*** DATASET ROWS

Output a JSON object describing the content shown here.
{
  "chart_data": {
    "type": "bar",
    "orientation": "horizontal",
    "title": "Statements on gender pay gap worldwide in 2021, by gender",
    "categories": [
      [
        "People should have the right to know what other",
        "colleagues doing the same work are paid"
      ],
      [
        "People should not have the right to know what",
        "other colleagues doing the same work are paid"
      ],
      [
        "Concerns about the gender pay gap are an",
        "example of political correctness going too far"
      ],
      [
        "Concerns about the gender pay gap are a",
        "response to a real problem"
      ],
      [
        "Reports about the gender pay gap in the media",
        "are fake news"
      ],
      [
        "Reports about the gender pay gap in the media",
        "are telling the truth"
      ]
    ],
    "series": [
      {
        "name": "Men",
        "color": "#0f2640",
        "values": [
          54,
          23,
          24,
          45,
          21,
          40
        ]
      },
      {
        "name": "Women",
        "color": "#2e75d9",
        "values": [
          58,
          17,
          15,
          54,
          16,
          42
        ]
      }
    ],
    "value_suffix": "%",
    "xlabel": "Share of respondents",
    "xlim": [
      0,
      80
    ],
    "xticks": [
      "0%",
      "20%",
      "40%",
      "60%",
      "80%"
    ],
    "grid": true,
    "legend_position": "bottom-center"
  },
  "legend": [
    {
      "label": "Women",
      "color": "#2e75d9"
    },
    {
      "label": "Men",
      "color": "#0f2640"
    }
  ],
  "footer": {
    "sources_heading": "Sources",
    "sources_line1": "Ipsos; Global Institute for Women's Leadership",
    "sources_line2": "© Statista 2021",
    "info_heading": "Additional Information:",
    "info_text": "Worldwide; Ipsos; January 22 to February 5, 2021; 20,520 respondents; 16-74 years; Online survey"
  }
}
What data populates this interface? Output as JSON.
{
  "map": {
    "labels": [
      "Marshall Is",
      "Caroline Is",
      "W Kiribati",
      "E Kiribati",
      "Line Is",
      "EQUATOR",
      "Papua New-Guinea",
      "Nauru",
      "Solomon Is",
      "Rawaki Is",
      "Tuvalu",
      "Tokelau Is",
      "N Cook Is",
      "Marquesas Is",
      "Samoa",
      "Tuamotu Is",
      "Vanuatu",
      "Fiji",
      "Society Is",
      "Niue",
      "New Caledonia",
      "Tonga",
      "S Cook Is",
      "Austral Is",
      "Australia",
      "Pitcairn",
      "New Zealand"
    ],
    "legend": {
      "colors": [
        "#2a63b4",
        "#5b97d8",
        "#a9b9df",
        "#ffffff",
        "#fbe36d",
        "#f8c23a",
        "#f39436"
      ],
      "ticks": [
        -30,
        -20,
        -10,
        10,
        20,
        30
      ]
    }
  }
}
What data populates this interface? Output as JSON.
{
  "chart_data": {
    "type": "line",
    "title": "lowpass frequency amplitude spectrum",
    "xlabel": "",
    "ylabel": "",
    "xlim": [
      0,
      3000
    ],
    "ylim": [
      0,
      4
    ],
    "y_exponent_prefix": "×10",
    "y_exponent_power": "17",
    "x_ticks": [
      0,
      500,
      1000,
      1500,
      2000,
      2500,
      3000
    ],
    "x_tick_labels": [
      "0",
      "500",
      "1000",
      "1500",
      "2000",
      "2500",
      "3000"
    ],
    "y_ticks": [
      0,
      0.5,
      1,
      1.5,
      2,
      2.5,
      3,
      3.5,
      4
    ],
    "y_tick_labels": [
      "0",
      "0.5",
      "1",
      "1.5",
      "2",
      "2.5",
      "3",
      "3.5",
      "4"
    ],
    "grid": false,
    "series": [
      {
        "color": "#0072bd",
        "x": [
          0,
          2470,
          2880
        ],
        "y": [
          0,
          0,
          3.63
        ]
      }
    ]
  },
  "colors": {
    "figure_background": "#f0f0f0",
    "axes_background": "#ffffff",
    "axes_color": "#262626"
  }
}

******

Filter the records for lines holding the string "gender". Copy each one.

#### FINAL RESULT
    "title": "Statements on gender pay gap worldwide in 2021, by gender",
        "Concerns about the gender pay gap are an",
        "Concerns about the gender pay gap are a",
        "Reports about the gender pay gap in the media",
        "Reports about the gender pay gap in the media",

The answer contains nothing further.